* Exercise objective
Select every line below containing the word "собственности".

[Extracted records]
_ _ _

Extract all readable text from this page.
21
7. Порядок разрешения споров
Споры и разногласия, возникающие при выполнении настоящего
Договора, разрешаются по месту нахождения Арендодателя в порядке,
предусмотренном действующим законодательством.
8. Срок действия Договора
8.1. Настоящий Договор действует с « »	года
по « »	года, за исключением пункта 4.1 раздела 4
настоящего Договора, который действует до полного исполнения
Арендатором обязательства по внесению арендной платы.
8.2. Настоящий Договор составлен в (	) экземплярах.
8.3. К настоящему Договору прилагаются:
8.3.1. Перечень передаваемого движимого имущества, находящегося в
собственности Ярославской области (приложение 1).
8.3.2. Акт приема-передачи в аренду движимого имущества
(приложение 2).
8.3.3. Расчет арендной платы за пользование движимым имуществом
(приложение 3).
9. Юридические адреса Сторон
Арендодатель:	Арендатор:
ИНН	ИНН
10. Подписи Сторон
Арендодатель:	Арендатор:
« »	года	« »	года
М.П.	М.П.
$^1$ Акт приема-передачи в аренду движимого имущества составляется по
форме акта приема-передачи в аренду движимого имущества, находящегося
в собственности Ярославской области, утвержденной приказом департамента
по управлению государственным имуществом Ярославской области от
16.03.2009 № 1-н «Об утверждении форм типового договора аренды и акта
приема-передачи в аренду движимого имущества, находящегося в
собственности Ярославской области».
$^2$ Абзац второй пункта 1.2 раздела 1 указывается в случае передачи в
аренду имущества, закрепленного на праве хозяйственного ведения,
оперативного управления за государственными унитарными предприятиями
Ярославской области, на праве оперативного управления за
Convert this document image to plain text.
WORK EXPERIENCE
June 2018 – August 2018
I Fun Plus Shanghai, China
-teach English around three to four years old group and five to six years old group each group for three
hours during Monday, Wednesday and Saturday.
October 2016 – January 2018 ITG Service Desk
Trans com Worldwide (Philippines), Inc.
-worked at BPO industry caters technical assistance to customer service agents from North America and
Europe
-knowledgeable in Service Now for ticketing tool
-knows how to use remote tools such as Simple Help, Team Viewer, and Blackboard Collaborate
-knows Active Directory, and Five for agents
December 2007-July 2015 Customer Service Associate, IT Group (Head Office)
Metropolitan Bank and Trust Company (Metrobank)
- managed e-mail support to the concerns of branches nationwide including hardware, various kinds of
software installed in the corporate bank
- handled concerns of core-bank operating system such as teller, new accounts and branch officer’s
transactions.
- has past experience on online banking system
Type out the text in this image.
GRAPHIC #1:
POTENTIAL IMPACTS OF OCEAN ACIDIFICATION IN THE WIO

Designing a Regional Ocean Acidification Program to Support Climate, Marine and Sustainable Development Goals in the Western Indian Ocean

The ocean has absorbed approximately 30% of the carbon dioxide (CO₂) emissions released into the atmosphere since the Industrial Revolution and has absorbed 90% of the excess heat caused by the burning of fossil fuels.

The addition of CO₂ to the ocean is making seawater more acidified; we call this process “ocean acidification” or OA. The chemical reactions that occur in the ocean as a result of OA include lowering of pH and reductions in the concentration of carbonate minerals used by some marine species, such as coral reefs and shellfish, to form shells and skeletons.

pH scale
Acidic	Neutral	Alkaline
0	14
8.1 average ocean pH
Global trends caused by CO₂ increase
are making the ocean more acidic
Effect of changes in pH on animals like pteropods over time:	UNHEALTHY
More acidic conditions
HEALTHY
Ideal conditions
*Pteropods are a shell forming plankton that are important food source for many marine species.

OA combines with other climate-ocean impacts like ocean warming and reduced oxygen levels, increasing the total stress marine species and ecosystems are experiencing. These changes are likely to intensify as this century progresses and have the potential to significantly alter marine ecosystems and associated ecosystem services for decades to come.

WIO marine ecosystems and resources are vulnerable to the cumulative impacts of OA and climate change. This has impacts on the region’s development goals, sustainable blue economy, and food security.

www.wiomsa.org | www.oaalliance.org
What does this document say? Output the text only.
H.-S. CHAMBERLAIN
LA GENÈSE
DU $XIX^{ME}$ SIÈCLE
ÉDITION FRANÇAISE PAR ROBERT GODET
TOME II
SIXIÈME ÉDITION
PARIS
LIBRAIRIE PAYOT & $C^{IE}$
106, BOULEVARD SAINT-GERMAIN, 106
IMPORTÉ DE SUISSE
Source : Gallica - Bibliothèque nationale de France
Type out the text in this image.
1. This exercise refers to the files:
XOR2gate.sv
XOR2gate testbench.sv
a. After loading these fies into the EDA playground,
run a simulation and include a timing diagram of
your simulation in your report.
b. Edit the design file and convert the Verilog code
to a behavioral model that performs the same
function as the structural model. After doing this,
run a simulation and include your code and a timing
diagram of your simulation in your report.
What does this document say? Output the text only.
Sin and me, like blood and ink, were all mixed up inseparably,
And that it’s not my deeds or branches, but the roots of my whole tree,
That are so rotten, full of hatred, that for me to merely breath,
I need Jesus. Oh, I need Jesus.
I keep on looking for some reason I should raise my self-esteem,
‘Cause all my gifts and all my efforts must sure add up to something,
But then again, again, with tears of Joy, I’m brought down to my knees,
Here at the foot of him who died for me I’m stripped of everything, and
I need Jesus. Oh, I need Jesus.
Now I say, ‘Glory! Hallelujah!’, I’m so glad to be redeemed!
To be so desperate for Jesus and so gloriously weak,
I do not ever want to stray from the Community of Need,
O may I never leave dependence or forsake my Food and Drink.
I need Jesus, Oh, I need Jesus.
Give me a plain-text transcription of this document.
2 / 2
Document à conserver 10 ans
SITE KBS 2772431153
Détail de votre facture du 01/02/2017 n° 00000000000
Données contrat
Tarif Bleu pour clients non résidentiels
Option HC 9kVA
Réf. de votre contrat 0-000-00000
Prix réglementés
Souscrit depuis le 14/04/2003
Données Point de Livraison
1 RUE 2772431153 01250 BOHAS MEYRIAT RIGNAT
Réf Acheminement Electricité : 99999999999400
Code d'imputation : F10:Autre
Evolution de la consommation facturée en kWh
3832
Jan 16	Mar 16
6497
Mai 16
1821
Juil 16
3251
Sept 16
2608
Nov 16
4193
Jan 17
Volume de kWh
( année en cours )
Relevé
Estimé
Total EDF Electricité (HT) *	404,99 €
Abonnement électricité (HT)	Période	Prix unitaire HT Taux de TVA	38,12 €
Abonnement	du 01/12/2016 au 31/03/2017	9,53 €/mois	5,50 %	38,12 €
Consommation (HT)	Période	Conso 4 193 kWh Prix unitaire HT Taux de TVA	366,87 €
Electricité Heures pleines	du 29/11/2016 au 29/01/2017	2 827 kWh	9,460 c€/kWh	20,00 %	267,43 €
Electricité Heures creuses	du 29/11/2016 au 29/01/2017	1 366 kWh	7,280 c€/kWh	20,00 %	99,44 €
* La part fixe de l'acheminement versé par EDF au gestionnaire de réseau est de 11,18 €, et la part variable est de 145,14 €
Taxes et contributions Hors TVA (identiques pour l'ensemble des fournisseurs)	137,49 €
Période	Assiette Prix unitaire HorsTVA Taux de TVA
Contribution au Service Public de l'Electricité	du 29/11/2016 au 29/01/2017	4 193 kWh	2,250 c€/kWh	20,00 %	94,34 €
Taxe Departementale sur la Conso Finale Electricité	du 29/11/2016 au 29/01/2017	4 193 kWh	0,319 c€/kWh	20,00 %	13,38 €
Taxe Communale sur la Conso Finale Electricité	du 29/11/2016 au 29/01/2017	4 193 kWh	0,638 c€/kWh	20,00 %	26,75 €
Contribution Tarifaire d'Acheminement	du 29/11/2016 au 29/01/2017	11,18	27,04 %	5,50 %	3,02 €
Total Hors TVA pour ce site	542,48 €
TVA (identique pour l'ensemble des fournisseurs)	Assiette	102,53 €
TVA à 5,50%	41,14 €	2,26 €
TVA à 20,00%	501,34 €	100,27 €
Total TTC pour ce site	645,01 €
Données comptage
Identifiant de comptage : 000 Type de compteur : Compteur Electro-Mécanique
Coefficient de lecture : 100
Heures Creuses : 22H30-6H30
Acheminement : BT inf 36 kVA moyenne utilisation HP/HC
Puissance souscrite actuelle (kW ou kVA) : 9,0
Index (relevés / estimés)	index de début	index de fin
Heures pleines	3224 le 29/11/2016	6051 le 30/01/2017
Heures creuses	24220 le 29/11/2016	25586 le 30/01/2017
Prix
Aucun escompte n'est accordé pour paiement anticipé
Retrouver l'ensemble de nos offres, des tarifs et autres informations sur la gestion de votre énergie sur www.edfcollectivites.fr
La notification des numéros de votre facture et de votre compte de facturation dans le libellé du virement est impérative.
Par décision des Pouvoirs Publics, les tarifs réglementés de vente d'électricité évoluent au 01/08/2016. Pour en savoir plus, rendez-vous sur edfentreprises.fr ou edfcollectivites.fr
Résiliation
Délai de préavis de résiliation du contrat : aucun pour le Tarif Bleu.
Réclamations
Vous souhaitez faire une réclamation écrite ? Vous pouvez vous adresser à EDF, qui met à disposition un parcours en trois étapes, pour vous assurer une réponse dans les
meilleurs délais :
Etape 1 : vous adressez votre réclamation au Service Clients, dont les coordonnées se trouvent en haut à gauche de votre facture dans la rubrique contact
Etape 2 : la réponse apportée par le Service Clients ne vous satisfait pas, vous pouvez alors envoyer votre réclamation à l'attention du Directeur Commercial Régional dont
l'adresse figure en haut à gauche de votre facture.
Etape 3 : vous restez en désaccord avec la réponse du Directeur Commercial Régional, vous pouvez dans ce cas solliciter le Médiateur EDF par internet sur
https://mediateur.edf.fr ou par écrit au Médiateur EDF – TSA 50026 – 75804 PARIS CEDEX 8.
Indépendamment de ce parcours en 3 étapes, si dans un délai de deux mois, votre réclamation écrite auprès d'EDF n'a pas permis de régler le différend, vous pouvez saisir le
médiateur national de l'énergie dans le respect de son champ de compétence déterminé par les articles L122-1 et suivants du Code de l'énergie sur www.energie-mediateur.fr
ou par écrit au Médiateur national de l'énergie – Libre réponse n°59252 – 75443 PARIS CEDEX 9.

_ _ _

* Response to the task
собственности Ярославской области (приложение 1).
в собственности Ярославской области, утвержденной приказом департамента
собственности Ярославской области».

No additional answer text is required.